→ **Task details**: Copy each line of the material below that includes the string "score".

** begin Entries provided **

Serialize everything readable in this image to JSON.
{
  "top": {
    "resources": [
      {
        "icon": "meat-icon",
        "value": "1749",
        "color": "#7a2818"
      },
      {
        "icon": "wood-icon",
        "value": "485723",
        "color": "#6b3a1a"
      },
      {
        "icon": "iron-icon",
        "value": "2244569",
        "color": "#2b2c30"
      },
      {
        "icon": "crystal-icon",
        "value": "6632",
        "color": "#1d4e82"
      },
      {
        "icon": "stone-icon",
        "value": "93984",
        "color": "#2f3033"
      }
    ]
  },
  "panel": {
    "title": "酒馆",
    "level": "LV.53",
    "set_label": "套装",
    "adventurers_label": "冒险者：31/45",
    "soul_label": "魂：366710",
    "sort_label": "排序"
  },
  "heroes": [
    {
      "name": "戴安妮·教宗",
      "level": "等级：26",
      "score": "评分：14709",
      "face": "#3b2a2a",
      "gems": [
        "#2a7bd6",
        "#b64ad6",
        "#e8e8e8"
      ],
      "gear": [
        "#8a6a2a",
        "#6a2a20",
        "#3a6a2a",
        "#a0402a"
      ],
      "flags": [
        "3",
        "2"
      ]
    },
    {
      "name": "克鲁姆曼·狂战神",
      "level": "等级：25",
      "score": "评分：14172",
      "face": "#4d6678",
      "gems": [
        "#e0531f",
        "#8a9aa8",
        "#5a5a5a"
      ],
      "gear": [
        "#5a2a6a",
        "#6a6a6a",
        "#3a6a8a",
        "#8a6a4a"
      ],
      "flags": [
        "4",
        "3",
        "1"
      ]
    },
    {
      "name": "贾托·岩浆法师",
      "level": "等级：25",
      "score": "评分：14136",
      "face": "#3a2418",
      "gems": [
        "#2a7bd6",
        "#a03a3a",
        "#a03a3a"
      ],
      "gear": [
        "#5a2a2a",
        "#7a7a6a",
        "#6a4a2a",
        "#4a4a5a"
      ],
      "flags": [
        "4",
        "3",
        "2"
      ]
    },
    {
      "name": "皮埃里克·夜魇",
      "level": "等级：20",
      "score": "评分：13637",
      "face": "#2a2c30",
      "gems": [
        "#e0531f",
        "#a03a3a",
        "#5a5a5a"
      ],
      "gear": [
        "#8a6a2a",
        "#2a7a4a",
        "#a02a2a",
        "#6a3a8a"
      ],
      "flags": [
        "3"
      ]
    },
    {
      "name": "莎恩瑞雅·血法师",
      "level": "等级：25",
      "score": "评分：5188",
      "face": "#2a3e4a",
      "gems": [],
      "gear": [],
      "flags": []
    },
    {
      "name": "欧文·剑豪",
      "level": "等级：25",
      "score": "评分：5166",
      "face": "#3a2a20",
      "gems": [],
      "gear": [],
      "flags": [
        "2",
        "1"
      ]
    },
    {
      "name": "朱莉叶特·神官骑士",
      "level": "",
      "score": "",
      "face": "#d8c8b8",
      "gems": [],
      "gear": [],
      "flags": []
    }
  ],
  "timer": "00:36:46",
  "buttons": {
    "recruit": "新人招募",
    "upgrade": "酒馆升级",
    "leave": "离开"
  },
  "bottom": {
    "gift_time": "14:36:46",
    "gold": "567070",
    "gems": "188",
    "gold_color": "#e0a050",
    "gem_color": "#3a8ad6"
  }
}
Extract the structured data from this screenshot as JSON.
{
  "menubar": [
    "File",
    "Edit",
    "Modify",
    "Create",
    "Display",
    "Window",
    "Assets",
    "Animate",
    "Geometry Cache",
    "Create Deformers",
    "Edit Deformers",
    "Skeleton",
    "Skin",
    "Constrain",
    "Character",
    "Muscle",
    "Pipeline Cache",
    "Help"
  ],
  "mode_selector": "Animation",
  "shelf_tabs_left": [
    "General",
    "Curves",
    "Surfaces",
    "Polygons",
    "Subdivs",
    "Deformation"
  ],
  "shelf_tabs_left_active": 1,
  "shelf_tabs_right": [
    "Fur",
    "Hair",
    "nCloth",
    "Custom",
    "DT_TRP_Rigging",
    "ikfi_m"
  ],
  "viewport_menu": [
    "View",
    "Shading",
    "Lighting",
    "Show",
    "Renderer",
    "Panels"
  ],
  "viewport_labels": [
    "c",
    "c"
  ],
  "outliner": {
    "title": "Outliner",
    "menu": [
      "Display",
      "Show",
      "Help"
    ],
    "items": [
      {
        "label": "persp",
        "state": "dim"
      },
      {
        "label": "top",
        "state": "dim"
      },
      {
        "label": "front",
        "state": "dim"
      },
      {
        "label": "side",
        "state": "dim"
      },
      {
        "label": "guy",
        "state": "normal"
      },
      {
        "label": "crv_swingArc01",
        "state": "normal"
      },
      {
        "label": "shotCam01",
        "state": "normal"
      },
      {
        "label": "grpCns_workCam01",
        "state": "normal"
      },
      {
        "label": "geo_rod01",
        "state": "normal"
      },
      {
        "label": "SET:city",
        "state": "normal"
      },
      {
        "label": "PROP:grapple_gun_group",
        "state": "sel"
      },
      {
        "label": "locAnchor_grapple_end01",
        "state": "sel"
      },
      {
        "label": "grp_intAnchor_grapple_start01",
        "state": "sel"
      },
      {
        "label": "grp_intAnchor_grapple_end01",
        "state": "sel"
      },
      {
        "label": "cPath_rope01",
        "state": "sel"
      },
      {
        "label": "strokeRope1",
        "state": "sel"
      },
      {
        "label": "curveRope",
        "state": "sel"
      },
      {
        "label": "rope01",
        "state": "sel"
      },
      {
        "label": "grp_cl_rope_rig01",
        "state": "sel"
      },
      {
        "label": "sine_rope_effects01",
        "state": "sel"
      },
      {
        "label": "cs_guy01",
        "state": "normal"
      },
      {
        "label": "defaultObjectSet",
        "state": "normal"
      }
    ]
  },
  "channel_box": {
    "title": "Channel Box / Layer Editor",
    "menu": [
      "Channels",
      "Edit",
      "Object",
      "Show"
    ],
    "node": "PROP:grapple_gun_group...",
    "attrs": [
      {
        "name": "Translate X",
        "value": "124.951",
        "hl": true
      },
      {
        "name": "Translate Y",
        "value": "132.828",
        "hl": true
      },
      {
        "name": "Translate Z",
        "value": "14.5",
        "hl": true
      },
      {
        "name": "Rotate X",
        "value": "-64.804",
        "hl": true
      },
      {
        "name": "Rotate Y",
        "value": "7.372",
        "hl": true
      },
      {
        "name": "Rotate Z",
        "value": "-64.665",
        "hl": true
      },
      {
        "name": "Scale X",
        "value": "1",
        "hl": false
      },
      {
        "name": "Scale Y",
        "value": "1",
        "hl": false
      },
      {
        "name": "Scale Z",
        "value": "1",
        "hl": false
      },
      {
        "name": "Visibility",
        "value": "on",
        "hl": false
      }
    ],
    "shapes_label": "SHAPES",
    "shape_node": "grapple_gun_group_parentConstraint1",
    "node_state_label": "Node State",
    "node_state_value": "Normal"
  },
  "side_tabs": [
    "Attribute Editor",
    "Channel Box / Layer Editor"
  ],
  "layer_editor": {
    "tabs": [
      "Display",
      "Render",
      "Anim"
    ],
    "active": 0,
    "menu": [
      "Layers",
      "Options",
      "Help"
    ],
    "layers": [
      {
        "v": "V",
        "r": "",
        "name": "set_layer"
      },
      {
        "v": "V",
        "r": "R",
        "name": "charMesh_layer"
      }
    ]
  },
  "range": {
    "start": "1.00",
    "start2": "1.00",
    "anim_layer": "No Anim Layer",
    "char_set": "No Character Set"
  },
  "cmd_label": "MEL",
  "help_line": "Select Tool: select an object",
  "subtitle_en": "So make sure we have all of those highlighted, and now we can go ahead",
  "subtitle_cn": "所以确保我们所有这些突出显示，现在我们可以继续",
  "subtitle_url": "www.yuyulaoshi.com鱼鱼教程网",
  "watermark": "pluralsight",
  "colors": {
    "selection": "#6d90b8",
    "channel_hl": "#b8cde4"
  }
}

** end Entries provided **

→ **The solution**:
      "score": "评分：14709",
      "score": "评分：14172",
      "score": "评分：14136",
      "score": "评分：13637",
      "score": "评分：5188",
      "score": "评分：5166",
      "score": "",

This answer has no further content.